To be done -
Hunt for the word "moral" across the entries below, copying each line that holds it.

## BEGIN Exercise input

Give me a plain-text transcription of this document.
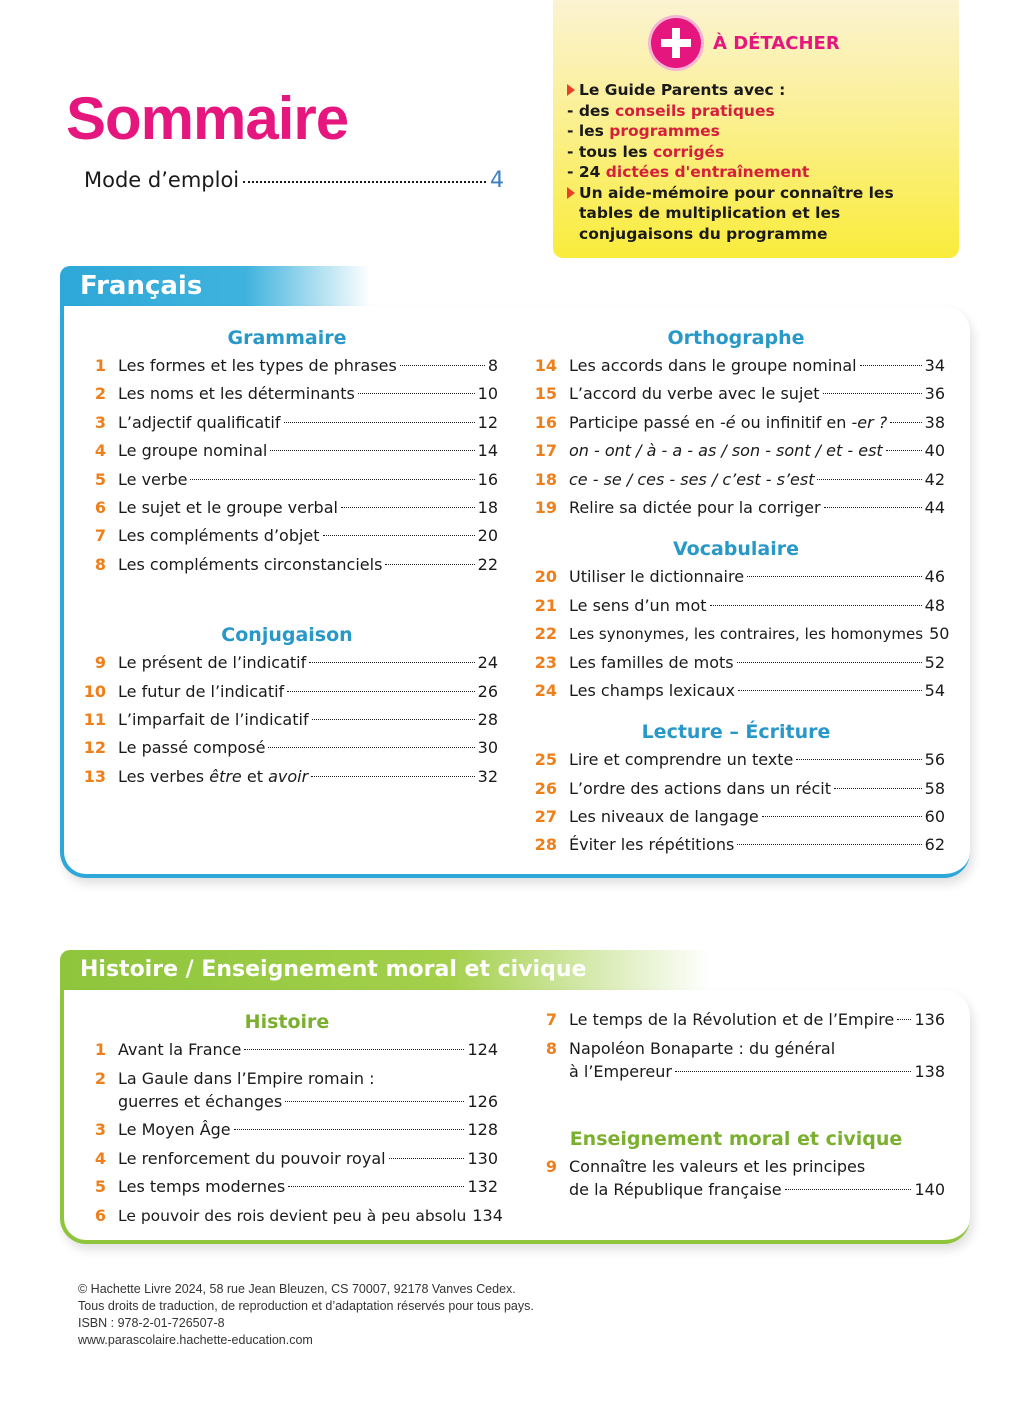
Sommaire
Mode d’emploi	4
À DÉTACHER
Le Guide Parents avec :
- des conseils pratiques
- les programmes
- tous les corrigés
- 24 dictées d'entraînement
Un aide-mémoire pour connaître les tables de multiplication et les conjugaisons du programme
Français
Grammaire
1 Les formes et les types de phrases	8
2 Les noms et les déterminants	10
3 L’adjectif qualificatif	12
4 Le groupe nominal	14
5 Le verbe	16
6 Le sujet et le groupe verbal	18
7 Les compléments d’objet	20
8 Les compléments circonstanciels	22
Conjugaison
9 Le présent de l’indicatif	24
10 Le futur de l’indicatif	26
11 L’imparfait de l’indicatif	28
12 Le passé composé	30
13 Les verbes être et avoir	32
Orthographe
14 Les accords dans le groupe nominal	34
15 L’accord du verbe avec le sujet	36
16 Participe passé en -é ou infinitif en -er ? 38
17 on - ont / à - a - as / son - sont / et - est	40
18 ce - se / ces - ses / c’est - s’est	42
19 Relire sa dictée pour la corriger	44
Vocabulaire
20 Utiliser le dictionnaire	46
21 Le sens d’un mot	48
22 Les synonymes, les contraires, les homonymes 50
23 Les familles de mots	52
24 Les champs lexicaux	54
Lecture – Écriture
25 Lire et comprendre un texte	56
26 L’ordre des actions dans un récit	58
27 Les niveaux de langage	60
28 Éviter les répétitions	62
Histoire / Enseignement moral et civique
Histoire
1 Avant la France	124
2 La Gaule dans l’Empire romain :
guerres et échanges	126
3 Le Moyen Âge	128
4 Le renforcement du pouvoir royal	130
5 Les temps modernes	132
6 Le pouvoir des rois devient peu à peu absolu 134
7 Le temps de la Révolution et de l’Empire 136
8 Napoléon Bonaparte : du général
à l’Empereur	138
Enseignement moral et civique
9 Connaître les valeurs et les principes
de la République française	140
© Hachette Livre 2024, 58 rue Jean Bleuzen, CS 70007, 92178 Vanves Cedex.
Tous droits de traduction, de reproduction et d’adaptation réservés pour tous pays.
ISBN : 978-2-01-726507-8
www.parascolaire.hachette-education.com
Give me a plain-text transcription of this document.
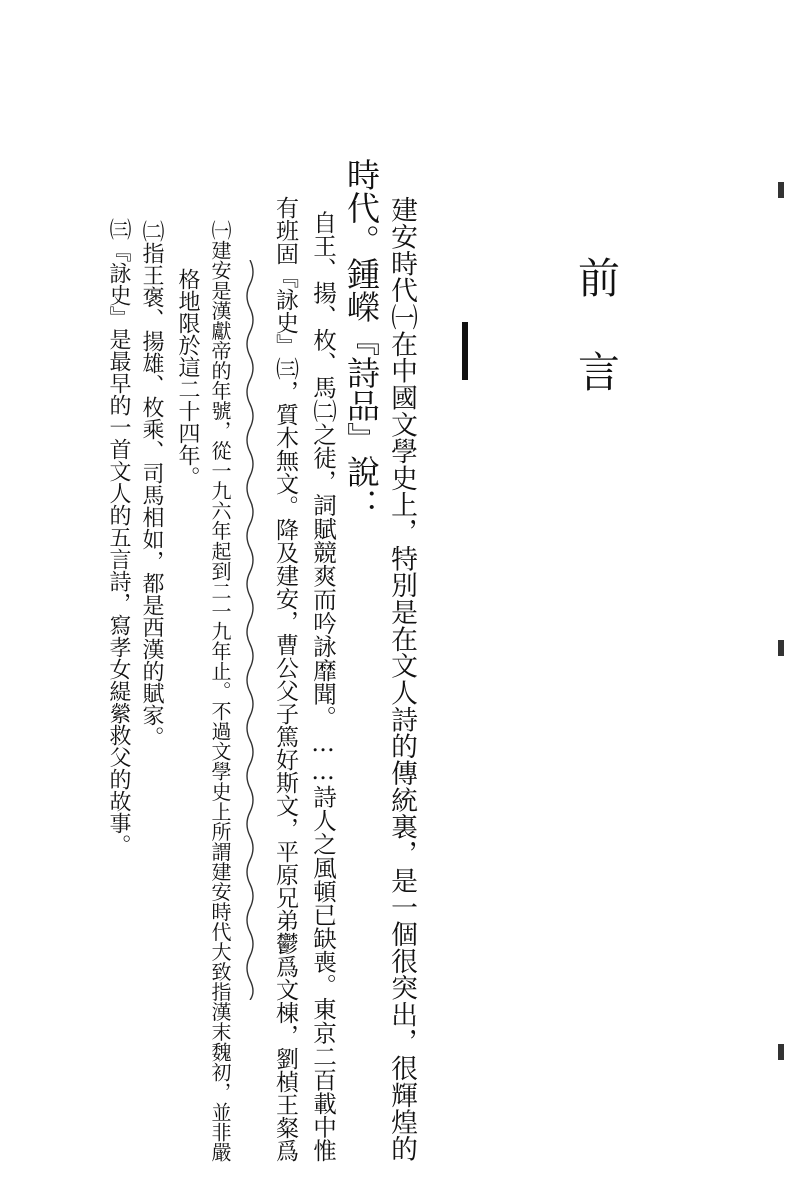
前言
建安時代㈠在中國文學史上，特別是在文人詩的傳統裏，是一個很突出，很輝煌的
時代。鍾嶸『詩品』說：
自王、揚、枚、馬㈡之徒，詞賦競爽而吟詠靡聞。……詩人之風頓已缺喪。東京二百載中惟
有班固『詠史』㈢，質木無文。降及建安，曹公父子篤好斯文，平原兄弟鬱爲文棟，劉楨王粲爲
㈠建安是漢獻帝的年號，從一九六年起到二一九年止。不過文學史上所謂建安時代大致指漢末魏初，並非嚴
格地限於這二十四年。
㈡指王褒、揚雄、枚乘、司馬相如，都是西漢的賦家。
㈢『詠史』是最早的一首文人的五言詩，寫孝女緹縈救父的故事。
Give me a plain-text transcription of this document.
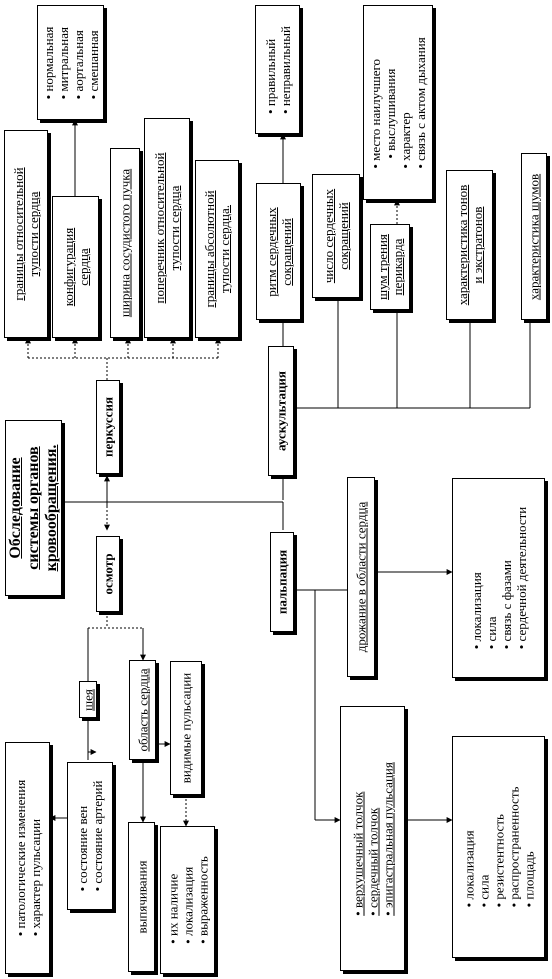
Обследование системы органов кровообращения.
осмотр
перкуссия
пальпация
аускультация
шея
• состояние вен • состояние артерий
• патологические изменения • характер пульсации
область сердца видимые пульсации
выпячивания • их наличие • локализация • выраженность	• верхушечный толчок • сердечный толчок • эпигастральная пульсация	• локализация • сила • резистентность • распространенность • площадь
дрожание в области сердца	• локализация • сила • связь с фазами • сердечной деятельности
границы относительной тупости сердца конфигурация сердца
• нормальная • митральная • аортальная • смешанная
ширина сосудистого пучка поперечник относительной тупости сердца границы абсолютной тупости сердца. ритм сердечных сокращений
• правильный • неправильный
число сердечных сокращений шум трения перикарда
• место наилучшего • выслушивания • характер • связь с актом дыхания
характеристика тонов и экстратонов	характеристика шумов
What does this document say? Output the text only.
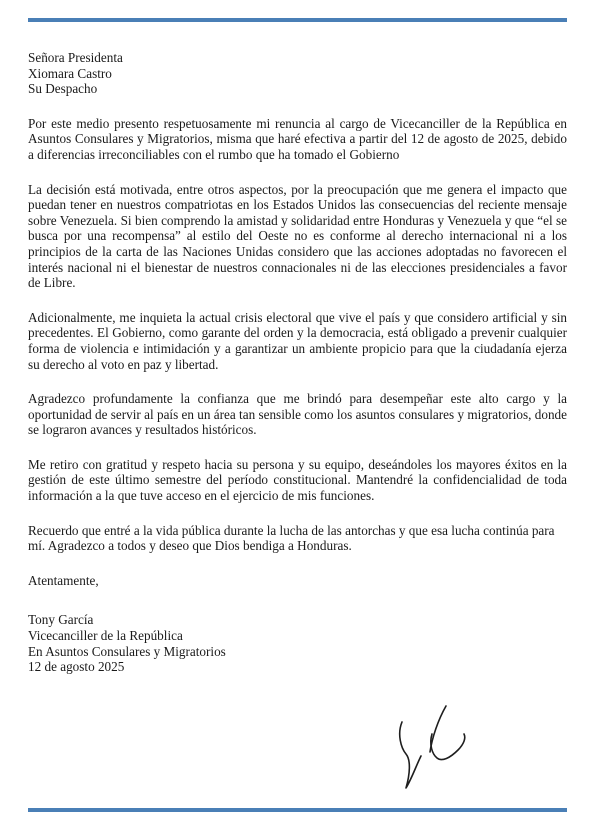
Señora Presidenta
Xiomara Castro
Su Despacho

Por este medio presento respetuosamente mi renuncia al cargo de Vicecanciller de la República en Asuntos Consulares y Migratorios, misma que haré efectiva a partir del 12 de agosto de 2025, debido a diferencias irreconciliables con el rumbo que ha tomado el Gobierno

La decisión está motivada, entre otros aspectos, por la preocupación que me genera el impacto que puedan tener en nuestros compatriotas en los Estados Unidos las consecuencias del reciente mensaje sobre Venezuela. Si bien comprendo la amistad y solidaridad entre Honduras y Venezuela y que “el se busca por una recompensa” al estilo del Oeste no es conforme al derecho internacional ni a los principios de la carta de las Naciones Unidas considero que las acciones adoptadas no favorecen el interés nacional ni el bienestar de nuestros connacionales ni de las elecciones presidenciales a favor de Libre.

Adicionalmente, me inquieta la actual crisis electoral que vive el país y que considero artificial y sin precedentes. El Gobierno, como garante del orden y la democracia, está obligado a prevenir cualquier forma de violencia e intimidación y a garantizar un ambiente propicio para que la ciudadanía ejerza su derecho al voto en paz y libertad.

Agradezco profundamente la confianza que me brindó para desempeñar este alto cargo y la oportunidad de servir al país en un área tan sensible como los asuntos consulares y migratorios, donde se lograron avances y resultados históricos.

Me retiro con gratitud y respeto hacia su persona y su equipo, deseándoles los mayores éxitos en la gestión de este último semestre del período constitucional. Mantendré la confidencialidad de toda información a la que tuve acceso en el ejercicio de mis funciones.

Recuerdo que entré a la vida pública durante la lucha de las antorchas y que esa lucha continúa para mí. Agradezco a todos y deseo que Dios bendiga a Honduras.

Atentamente,
Tony García
Vicecanciller de la República
En Asuntos Consulares y Migratorios
12 de agosto 2025
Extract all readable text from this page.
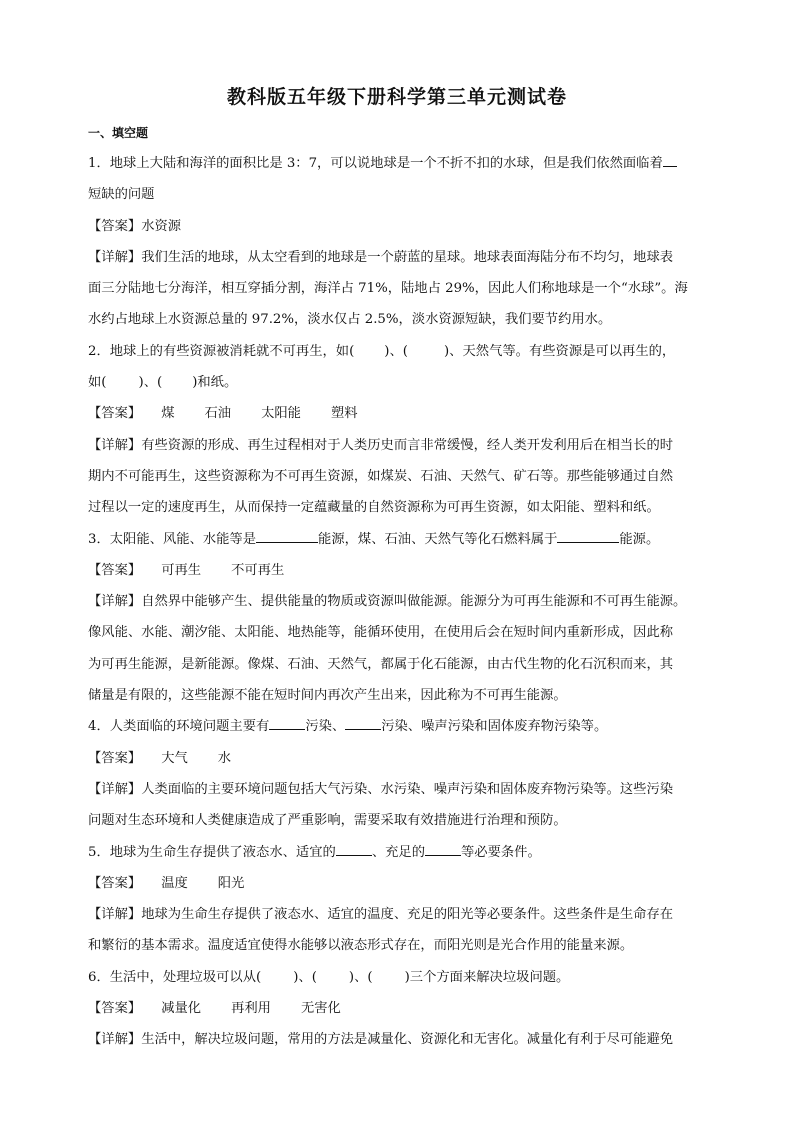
教科版五年级下册科学第三单元测试卷
一、填空题

1．地球上大陆和海洋的面积比是 3：7，可以说地球是一个不折不扣的水球，但是我们依然面临着

短缺的问题

【答案】水资源

【详解】我们生活的地球，从太空看到的地球是一个蔚蓝的星球。地球表面海陆分布不均匀，地球表

面三分陆地七分海洋，相互穿插分割，海洋占 71%，陆地占 29%，因此人们称地球是一个“水球”。海

水约占地球上水资源总量的 97.2%，淡水仅占 2.5%，淡水资源短缺，我们要节约用水。

2．地球上的有些资源被消耗就不可再生，如( )、(	)、天然气等。有些资源是可以再生的，

如( )、( )和纸。

【答案】 煤 石油 太阳能 塑料

【详解】有些资源的形成、再生过程相对于人类历史而言非常缓慢，经人类开发利用后在相当长的时

期内不可能再生，这些资源称为不可再生资源，如煤炭、石油、天然气、矿石等。那些能够通过自然

过程以一定的速度再生，从而保持一定蕴藏量的自然资源称为可再生资源，如太阳能、塑料和纸。

3．太阳能、风能、水能等是	能源，煤、石油、天然气等化石燃料属于	能源。

【答案】 可再生 不可再生

【详解】自然界中能够产生、提供能量的物质或资源叫做能源。能源分为可再生能源和不可再生能源。

像风能、水能、潮汐能、太阳能、地热能等，能循环使用，在使用后会在短时间内重新形成，因此称

为可再生能源，是新能源。像煤、石油、天然气，都属于化石能源，由古代生物的化石沉积而来，其

储量是有限的，这些能源不能在短时间内再次产生出来，因此称为不可再生能源。

4．人类面临的环境问题主要有	污染、	污染、噪声污染和固体废弃物污染等。

【答案】 大气 水

【详解】人类面临的主要环境问题包括大气污染、水污染、噪声污染和固体废弃物污染等。这些污染

问题对生态环境和人类健康造成了严重影响，需要采取有效措施进行治理和预防。

5．地球为生命生存提供了液态水、适宜的	、充足的	等必要条件。

【答案】 温度 阳光

【详解】地球为生命生存提供了液态水、适宜的温度、充足的阳光等必要条件。这些条件是生命存在

和繁衍的基本需求。温度适宜使得水能够以液态形式存在，而阳光则是光合作用的能量来源。

6．生活中，处理垃圾可以从( )、( )、( )三个方面来解决垃圾问题。

【答案】 减量化 再利用 无害化

【详解】生活中，解决垃圾问题，常用的方法是减量化、资源化和无害化。减量化有利于尽可能避免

## END Exercise input

Exercise result -
Histoire / Enseignement moral et civique
Enseignement moral et civique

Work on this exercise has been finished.